(Figure collection entries)
________________

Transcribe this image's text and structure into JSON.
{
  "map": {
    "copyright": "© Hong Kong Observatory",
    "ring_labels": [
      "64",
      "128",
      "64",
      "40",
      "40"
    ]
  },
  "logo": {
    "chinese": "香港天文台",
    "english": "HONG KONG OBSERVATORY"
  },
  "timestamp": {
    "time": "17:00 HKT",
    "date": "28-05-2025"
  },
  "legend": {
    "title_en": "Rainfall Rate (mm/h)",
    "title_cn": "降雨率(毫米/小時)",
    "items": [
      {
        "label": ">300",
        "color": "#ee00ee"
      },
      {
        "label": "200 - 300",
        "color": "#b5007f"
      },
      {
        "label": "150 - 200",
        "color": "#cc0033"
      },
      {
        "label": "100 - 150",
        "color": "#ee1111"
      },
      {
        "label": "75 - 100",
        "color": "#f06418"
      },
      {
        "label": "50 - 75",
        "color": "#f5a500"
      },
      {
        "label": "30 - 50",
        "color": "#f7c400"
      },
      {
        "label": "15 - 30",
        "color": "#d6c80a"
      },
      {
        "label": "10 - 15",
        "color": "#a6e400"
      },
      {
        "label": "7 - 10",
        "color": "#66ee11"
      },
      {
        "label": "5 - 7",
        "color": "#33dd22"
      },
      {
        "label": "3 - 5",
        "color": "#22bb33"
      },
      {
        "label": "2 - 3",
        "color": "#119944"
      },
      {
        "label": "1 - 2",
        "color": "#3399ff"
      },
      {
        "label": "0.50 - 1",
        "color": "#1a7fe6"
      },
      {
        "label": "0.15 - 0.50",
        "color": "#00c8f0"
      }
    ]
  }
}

________________

**DIRECTIONS:** Exactly reproduce every line of the records.

**WRITTEN ANSWER:**
Transcribe this image's text and structure into JSON.
{
  "map": {
    "copyright": "© Hong Kong Observatory",
    "ring_labels": [
      "64",
      "128",
      "64",
      "40",
      "40"
    ]
  },
  "logo": {
    "chinese": "香港天文台",
    "english": "HONG KONG OBSERVATORY"
  },
  "timestamp": {
    "time": "17:00 HKT",
    "date": "28-05-2025"
  },
  "legend": {
    "title_en": "Rainfall Rate (mm/h)",
    "title_cn": "降雨率(毫米/小時)",
    "items": [
      {
        "label": ">300",
        "color": "#ee00ee"
      },
      {
        "label": "200 - 300",
        "color": "#b5007f"
      },
      {
        "label": "150 - 200",
        "color": "#cc0033"
      },
      {
        "label": "100 - 150",
        "color": "#ee1111"
      },
      {
        "label": "75 - 100",
        "color": "#f06418"
      },
      {
        "label": "50 - 75",
        "color": "#f5a500"
      },
      {
        "label": "30 - 50",
        "color": "#f7c400"
      },
      {
        "label": "15 - 30",
        "color": "#d6c80a"
      },
      {
        "label": "10 - 15",
        "color": "#a6e400"
      },
      {
        "label": "7 - 10",
        "color": "#66ee11"
      },
      {
        "label": "5 - 7",
        "color": "#33dd22"
      },
      {
        "label": "3 - 5",
        "color": "#22bb33"
      },
      {
        "label": "2 - 3",
        "color": "#119944"
      },
      {
        "label": "1 - 2",
        "color": "#3399ff"
      },
      {
        "label": "0.50 - 1",
        "color": "#1a7fe6"
      },
      {
        "label": "0.15 - 0.50",
        "color": "#00c8f0"
      }
    ]
  }
}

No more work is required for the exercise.